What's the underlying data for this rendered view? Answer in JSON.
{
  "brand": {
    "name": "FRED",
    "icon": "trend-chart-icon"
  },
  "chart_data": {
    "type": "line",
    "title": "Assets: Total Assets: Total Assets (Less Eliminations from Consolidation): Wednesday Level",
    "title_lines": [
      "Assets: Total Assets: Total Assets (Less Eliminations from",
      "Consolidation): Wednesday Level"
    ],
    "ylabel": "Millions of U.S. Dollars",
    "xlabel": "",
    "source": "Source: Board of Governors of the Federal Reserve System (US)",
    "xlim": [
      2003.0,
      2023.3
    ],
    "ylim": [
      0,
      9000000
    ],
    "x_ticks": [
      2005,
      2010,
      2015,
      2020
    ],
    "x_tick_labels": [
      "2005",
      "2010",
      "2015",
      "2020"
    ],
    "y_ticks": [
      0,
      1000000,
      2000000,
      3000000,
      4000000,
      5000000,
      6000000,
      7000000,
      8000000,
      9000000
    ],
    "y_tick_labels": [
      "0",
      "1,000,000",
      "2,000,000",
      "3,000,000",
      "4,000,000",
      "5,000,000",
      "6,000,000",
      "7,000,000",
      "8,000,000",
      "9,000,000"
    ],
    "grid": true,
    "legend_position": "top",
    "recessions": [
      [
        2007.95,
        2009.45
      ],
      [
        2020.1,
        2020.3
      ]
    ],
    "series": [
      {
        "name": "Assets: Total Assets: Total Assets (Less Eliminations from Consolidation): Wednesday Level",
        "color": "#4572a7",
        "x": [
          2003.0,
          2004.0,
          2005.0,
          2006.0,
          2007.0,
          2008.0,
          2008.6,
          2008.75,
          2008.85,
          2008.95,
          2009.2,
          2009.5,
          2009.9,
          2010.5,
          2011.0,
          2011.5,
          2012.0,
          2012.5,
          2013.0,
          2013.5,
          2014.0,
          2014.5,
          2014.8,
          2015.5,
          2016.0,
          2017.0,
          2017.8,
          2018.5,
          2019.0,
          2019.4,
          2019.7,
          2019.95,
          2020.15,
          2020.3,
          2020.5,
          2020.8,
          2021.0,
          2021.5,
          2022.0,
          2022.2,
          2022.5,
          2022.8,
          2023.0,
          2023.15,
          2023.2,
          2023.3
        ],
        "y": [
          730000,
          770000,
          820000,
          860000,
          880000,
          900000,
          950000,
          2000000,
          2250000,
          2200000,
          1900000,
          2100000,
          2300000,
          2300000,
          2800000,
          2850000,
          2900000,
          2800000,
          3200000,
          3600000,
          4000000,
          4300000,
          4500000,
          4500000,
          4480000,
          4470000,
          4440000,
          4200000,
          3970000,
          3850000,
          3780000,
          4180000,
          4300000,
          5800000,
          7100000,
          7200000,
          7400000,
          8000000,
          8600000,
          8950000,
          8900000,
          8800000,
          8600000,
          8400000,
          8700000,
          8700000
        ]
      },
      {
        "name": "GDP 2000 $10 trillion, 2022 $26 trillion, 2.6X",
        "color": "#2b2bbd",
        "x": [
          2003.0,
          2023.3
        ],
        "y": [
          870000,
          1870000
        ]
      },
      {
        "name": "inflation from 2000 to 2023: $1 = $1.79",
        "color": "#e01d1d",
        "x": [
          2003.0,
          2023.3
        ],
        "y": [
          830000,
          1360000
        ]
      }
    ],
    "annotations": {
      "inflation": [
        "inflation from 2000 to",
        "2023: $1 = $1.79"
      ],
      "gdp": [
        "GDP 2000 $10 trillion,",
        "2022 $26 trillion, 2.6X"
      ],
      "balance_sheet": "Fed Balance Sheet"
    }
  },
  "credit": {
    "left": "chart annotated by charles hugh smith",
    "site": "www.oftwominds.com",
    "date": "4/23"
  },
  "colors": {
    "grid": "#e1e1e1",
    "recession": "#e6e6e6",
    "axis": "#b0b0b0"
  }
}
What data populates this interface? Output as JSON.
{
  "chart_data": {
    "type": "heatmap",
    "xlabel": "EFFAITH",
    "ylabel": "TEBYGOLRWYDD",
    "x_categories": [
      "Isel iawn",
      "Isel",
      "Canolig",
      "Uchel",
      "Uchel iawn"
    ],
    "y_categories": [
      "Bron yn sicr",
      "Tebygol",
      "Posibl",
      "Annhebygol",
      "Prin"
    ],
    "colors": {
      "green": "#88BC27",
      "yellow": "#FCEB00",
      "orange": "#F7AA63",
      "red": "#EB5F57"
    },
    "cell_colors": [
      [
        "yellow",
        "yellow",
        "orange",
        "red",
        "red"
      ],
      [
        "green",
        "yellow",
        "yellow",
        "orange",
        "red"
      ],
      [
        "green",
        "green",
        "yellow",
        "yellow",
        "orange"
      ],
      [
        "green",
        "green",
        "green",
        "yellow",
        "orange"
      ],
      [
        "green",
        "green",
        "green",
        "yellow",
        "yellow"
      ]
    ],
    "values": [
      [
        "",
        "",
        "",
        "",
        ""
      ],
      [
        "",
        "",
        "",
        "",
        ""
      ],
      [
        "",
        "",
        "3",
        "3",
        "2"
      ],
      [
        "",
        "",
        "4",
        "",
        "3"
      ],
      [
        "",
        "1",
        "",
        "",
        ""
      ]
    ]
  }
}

========================

— Exercise goal —
Set all of the records down again, exactly as they stand.

— Reply —
What's the underlying data for this rendered view? Answer in JSON.
{
  "brand": {
    "name": "FRED",
    "icon": "trend-chart-icon"
  },
  "chart_data": {
    "type": "line",
    "title": "Assets: Total Assets: Total Assets (Less Eliminations from Consolidation): Wednesday Level",
    "title_lines": [
      "Assets: Total Assets: Total Assets (Less Eliminations from",
      "Consolidation): Wednesday Level"
    ],
    "ylabel": "Millions of U.S. Dollars",
    "xlabel": "",
    "source": "Source: Board of Governors of the Federal Reserve System (US)",
    "xlim": [
      2003.0,
      2023.3
    ],
    "ylim": [
      0,
      9000000
    ],
    "x_ticks": [
      2005,
      2010,
      2015,
      2020
    ],
    "x_tick_labels": [
      "2005",
      "2010",
      "2015",
      "2020"
    ],
    "y_ticks": [
      0,
      1000000,
      2000000,
      3000000,
      4000000,
      5000000,
      6000000,
      7000000,
      8000000,
      9000000
    ],
    "y_tick_labels": [
      "0",
      "1,000,000",
      "2,000,000",
      "3,000,000",
      "4,000,000",
      "5,000,000",
      "6,000,000",
      "7,000,000",
      "8,000,000",
      "9,000,000"
    ],
    "grid": true,
    "legend_position": "top",
    "recessions": [
      [
        2007.95,
        2009.45
      ],
      [
        2020.1,
        2020.3
      ]
    ],
    "series": [
      {
        "name": "Assets: Total Assets: Total Assets (Less Eliminations from Consolidation): Wednesday Level",
        "color": "#4572a7",
        "x": [
          2003.0,
          2004.0,
          2005.0,
          2006.0,
          2007.0,
          2008.0,
          2008.6,
          2008.75,
          2008.85,
          2008.95,
          2009.2,
          2009.5,
          2009.9,
          2010.5,
          2011.0,
          2011.5,
          2012.0,
          2012.5,
          2013.0,
          2013.5,
          2014.0,
          2014.5,
          2014.8,
          2015.5,
          2016.0,
          2017.0,
          2017.8,
          2018.5,
          2019.0,
          2019.4,
          2019.7,
          2019.95,
          2020.15,
          2020.3,
          2020.5,
          2020.8,
          2021.0,
          2021.5,
          2022.0,
          2022.2,
          2022.5,
          2022.8,
          2023.0,
          2023.15,
          2023.2,
          2023.3
        ],
        "y": [
          730000,
          770000,
          820000,
          860000,
          880000,
          900000,
          950000,
          2000000,
          2250000,
          2200000,
          1900000,
          2100000,
          2300000,
          2300000,
          2800000,
          2850000,
          2900000,
          2800000,
          3200000,
          3600000,
          4000000,
          4300000,
          4500000,
          4500000,
          4480000,
          4470000,
          4440000,
          4200000,
          3970000,
          3850000,
          3780000,
          4180000,
          4300000,
          5800000,
          7100000,
          7200000,
          7400000,
          8000000,
          8600000,
          8950000,
          8900000,
          8800000,
          8600000,
          8400000,
          8700000,
          8700000
        ]
      },
      {
        "name": "GDP 2000 $10 trillion, 2022 $26 trillion, 2.6X",
        "color": "#2b2bbd",
        "x": [
          2003.0,
          2023.3
        ],
        "y": [
          870000,
          1870000
        ]
      },
      {
        "name": "inflation from 2000 to 2023: $1 = $1.79",
        "color": "#e01d1d",
        "x": [
          2003.0,
          2023.3
        ],
        "y": [
          830000,
          1360000
        ]
      }
    ],
    "annotations": {
      "inflation": [
        "inflation from 2000 to",
        "2023: $1 = $1.79"
      ],
      "gdp": [
        "GDP 2000 $10 trillion,",
        "2022 $26 trillion, 2.6X"
      ],
      "balance_sheet": "Fed Balance Sheet"
    }
  },
  "credit": {
    "left": "chart annotated by charles hugh smith",
    "site": "www.oftwominds.com",
    "date": "4/23"
  },
  "colors": {
    "grid": "#e1e1e1",
    "recession": "#e6e6e6",
    "axis": "#b0b0b0"
  }
}
What data populates this interface? Output as JSON.
{
  "chart_data": {
    "type": "heatmap",
    "xlabel": "EFFAITH",
    "ylabel": "TEBYGOLRWYDD",
    "x_categories": [
      "Isel iawn",
      "Isel",
      "Canolig",
      "Uchel",
      "Uchel iawn"
    ],
    "y_categories": [
      "Bron yn sicr",
      "Tebygol",
      "Posibl",
      "Annhebygol",
      "Prin"
    ],
    "colors": {
      "green": "#88BC27",
      "yellow": "#FCEB00",
      "orange": "#F7AA63",
      "red": "#EB5F57"
    },
    "cell_colors": [
      [
        "yellow",
        "yellow",
        "orange",
        "red",
        "red"
      ],
      [
        "green",
        "yellow",
        "yellow",
        "orange",
        "red"
      ],
      [
        "green",
        "green",
        "yellow",
        "yellow",
        "orange"
      ],
      [
        "green",
        "green",
        "green",
        "yellow",
        "orange"
      ],
      [
        "green",
        "green",
        "green",
        "yellow",
        "yellow"
      ]
    ],
    "values": [
      [
        "",
        "",
        "",
        "",
        ""
      ],
      [
        "",
        "",
        "",
        "",
        ""
      ],
      [
        "",
        "",
        "3",
        "3",
        "2"
      ],
      [
        "",
        "",
        "4",
        "",
        "3"
      ],
      [
        "",
        "1",
        "",
        "",
        ""
      ]
    ]
  }
}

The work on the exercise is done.